[START PROVIDED MATERIAL]
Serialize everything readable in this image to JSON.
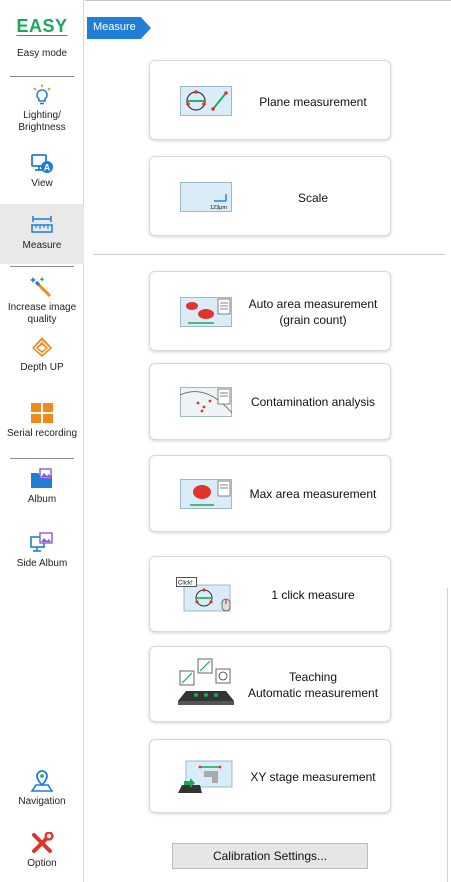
{
  "sidebar": {
    "logo": "EASY",
    "items": [
      {
        "label": "Easy mode"
      },
      {
        "label": "Lighting/ Brightness"
      },
      {
        "label": "View"
      },
      {
        "label": "Measure"
      },
      {
        "label": "Increase image quality"
      },
      {
        "label": "Depth UP"
      },
      {
        "label": "Serial recording"
      },
      {
        "label": "Album"
      },
      {
        "label": "Side Album"
      },
      {
        "label": "Navigation"
      },
      {
        "label": "Option"
      }
    ]
  },
  "breadcrumb": {
    "label": "Measure"
  },
  "cards": [
    {
      "label": "Plane measurement"
    },
    {
      "label": "Scale",
      "thumb_text": "123μm"
    },
    {
      "label": "Auto area measurement\n(grain count)"
    },
    {
      "label": "Contamination analysis"
    },
    {
      "label": "Max area measurement"
    },
    {
      "label": "1 click measure",
      "thumb_text": "Click!"
    },
    {
      "label": "Teaching\nAutomatic measurement"
    },
    {
      "label": "XY stage measurement"
    }
  ],
  "calibration": {
    "label": "Calibration Settings..."
  },
  "colors": {
    "accent": "#1f7fd6",
    "easy_green": "#1aa85a",
    "orange": "#f08a1c",
    "measure_red": "#e0342c"
  }
}
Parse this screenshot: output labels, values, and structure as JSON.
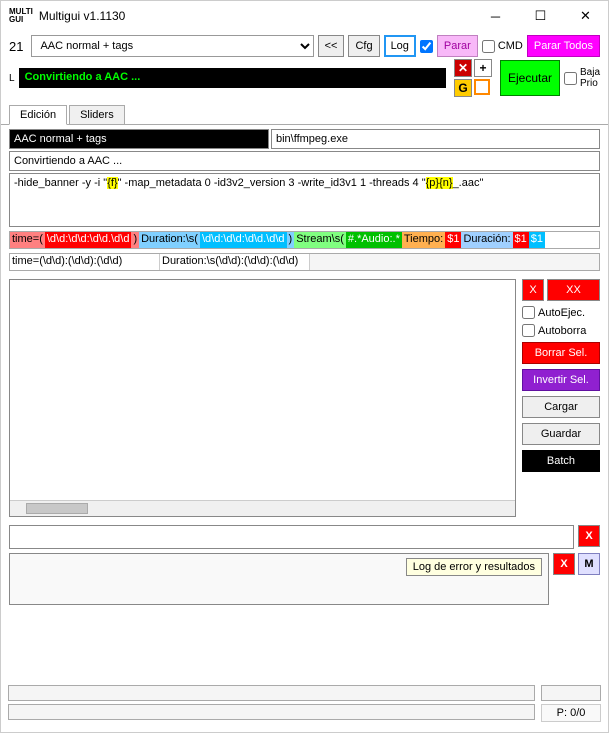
{
  "window": {
    "title": "Multigui v1.1130"
  },
  "toolbar": {
    "num": "21",
    "preset": "AAC normal + tags",
    "rew": "<<",
    "cfg": "Cfg",
    "log": "Log",
    "parar": "Parar",
    "cmd": "CMD",
    "parar_todos": "Parar Todos",
    "ejecutar": "Ejecutar",
    "baja_prio": "Baja\nPrio",
    "L": "L"
  },
  "status": "Convirtiendo a AAC ...",
  "tabs": {
    "edicion": "Edición",
    "sliders": "Sliders"
  },
  "fields": {
    "preset_name": "AAC normal + tags",
    "binary": "bin\\ffmpeg.exe",
    "description": "Convirtiendo a AAC ...",
    "command_pre": "-hide_banner -y -i \"",
    "command_hl1": "{f}",
    "command_mid": "\" -map_metadata 0 -id3v2_version 3 -write_id3v1 1 -threads 4 \"",
    "command_hl2": "{p}{n}",
    "command_post": "_.aac\""
  },
  "regex1": {
    "time_lbl": "time=(",
    "time_val": "\\d\\d:\\d\\d:\\d\\d.\\d\\d",
    "time_close": ")",
    "dur_lbl": "Duration:\\s(",
    "dur_val": "\\d\\d:\\d\\d:\\d\\d.\\d\\d",
    "dur_close": ")",
    "stream_lbl": "Stream\\s(",
    "stream_val": "#.*Audio:.*",
    "tiempo_lbl": "Tiempo: ",
    "tiempo_val": "$1",
    "duracion_lbl": "Duración: ",
    "duracion_val": "$1",
    "duracion_val2": "$1"
  },
  "regex2": {
    "time": "time=(\\d\\d):(\\d\\d):(\\d\\d)",
    "duration": "Duration:\\s(\\d\\d):(\\d\\d):(\\d\\d)"
  },
  "side": {
    "x": "X",
    "xx": "XX",
    "autoejec": "AutoEjec.",
    "autoborra": "Autoborra",
    "borrar_sel": "Borrar Sel.",
    "invertir_sel": "Invertir Sel.",
    "cargar": "Cargar",
    "guardar": "Guardar",
    "batch": "Batch"
  },
  "lower": {
    "x": "X",
    "m": "M",
    "tooltip": "Log de error y resultados"
  },
  "footer": {
    "p": "P: 0/0"
  }
}
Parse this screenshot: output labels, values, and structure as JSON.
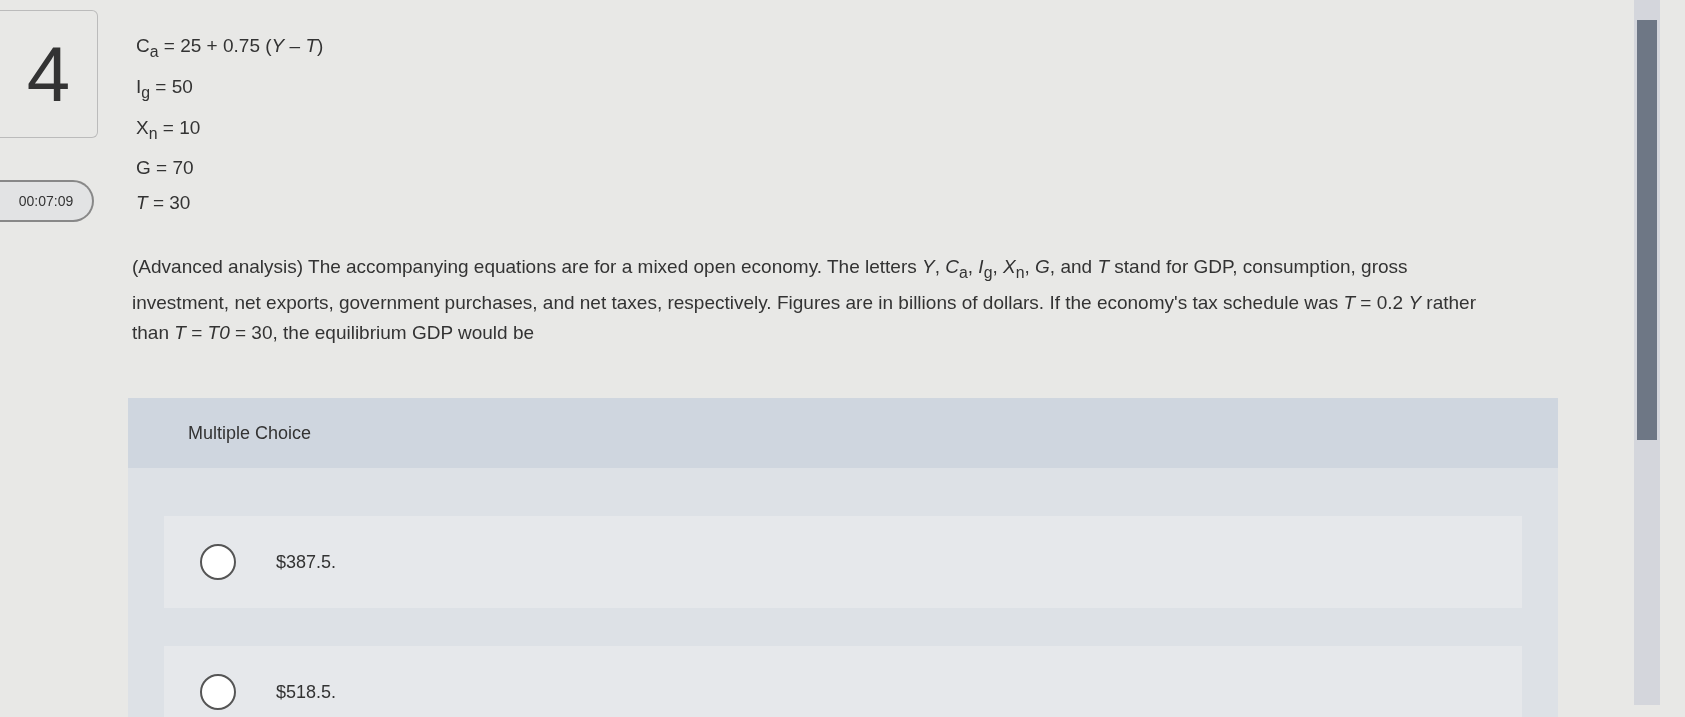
{
  "question_number": "4",
  "timer": "00:07:09",
  "equations": [
    "C$_{a}$ = 25 + 0.75 (*Y* – *T*)",
    "I$_{g}$ = 50",
    "X$_{n}$ = 10",
    "G = 70",
    "*T* = 30"
  ],
  "prompt": "(Advanced analysis) The accompanying equations are for a mixed open economy. The letters *Y*, *C*$_{a}$, *I*$_{g}$, *X*$_{n}$, *G*, and *T* stand for GDP, consumption, gross investment, net exports, government purchases, and net taxes, respectively. Figures are in billions of dollars. If the economy's tax schedule was *T* = 0.2 *Y* rather than *T* = *T0* = 30, the equilibrium GDP would be",
  "choice_panel": {
    "heading": "Multiple Choice",
    "choices": [
      {
        "label": "$387.5.",
        "selected": false
      },
      {
        "label": "$518.5.",
        "selected": false
      }
    ]
  }
}
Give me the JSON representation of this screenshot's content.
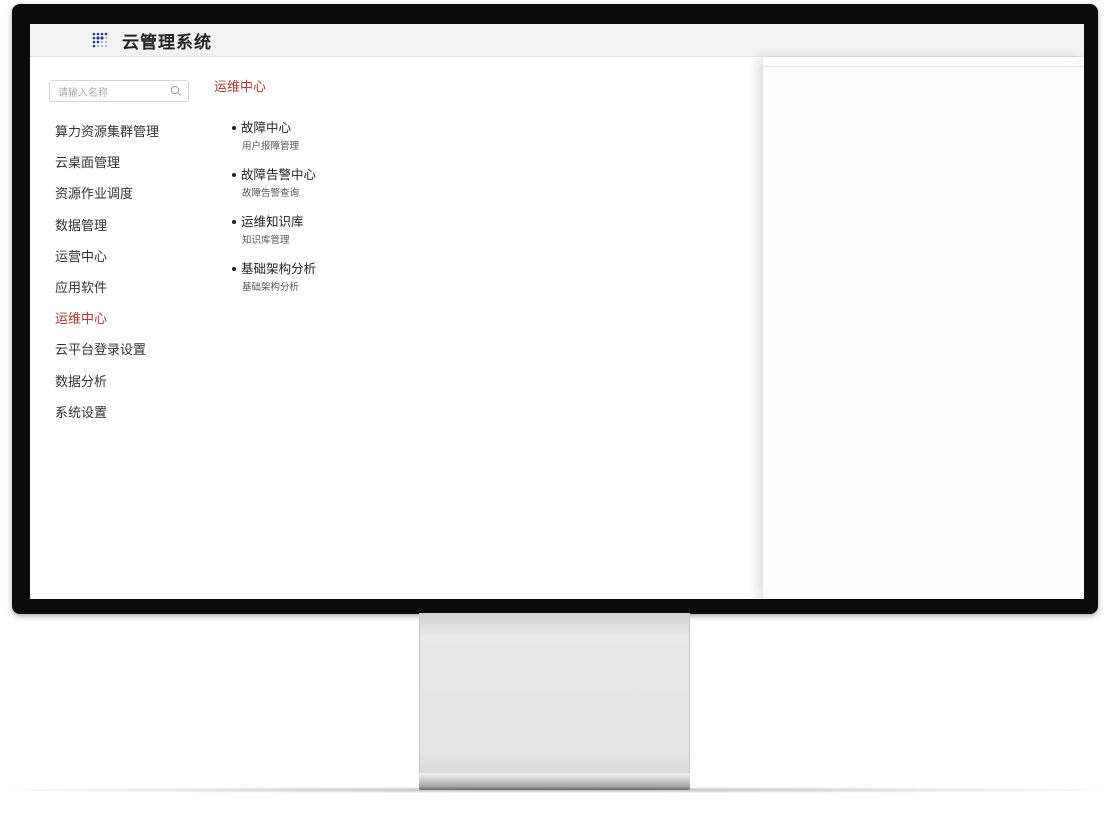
{
  "app": {
    "title": "云管理系统",
    "logo_icon": "grid-dots-logo-icon"
  },
  "search": {
    "placeholder": "请输入名称",
    "icon": "search-icon"
  },
  "sidebar": {
    "items": [
      {
        "label": "算力资源集群管理",
        "active": false
      },
      {
        "label": "云桌面管理",
        "active": false
      },
      {
        "label": "资源作业调度",
        "active": false
      },
      {
        "label": "数据管理",
        "active": false
      },
      {
        "label": "运营中心",
        "active": false
      },
      {
        "label": "应用软件",
        "active": false
      },
      {
        "label": "运维中心",
        "active": true
      },
      {
        "label": "云平台登录设置",
        "active": false
      },
      {
        "label": "数据分析",
        "active": false
      },
      {
        "label": "系统设置",
        "active": false
      }
    ]
  },
  "content": {
    "section_title": "运维中心",
    "groups": [
      {
        "title": "故障中心",
        "items": [
          "用户报障管理"
        ]
      },
      {
        "title": "故障告警中心",
        "items": [
          "故障告警查询"
        ]
      },
      {
        "title": "运维知识库",
        "items": [
          "知识库管理"
        ]
      },
      {
        "title": "基础架构分析",
        "items": [
          "基础架构分析"
        ]
      }
    ]
  },
  "colors": {
    "accent": "#b03a2e",
    "text": "#333333",
    "bezel": "#0b0b0b"
  }
}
[END PROVIDED MATERIAL]
* GIVEN TASK: Lines that hold the word "image" are the ones to return, every one of them.

* SOLUTION FOR THIS PROBLEM:
Serialize everything readable in this image to JSON.
        "label": "Increase image quality"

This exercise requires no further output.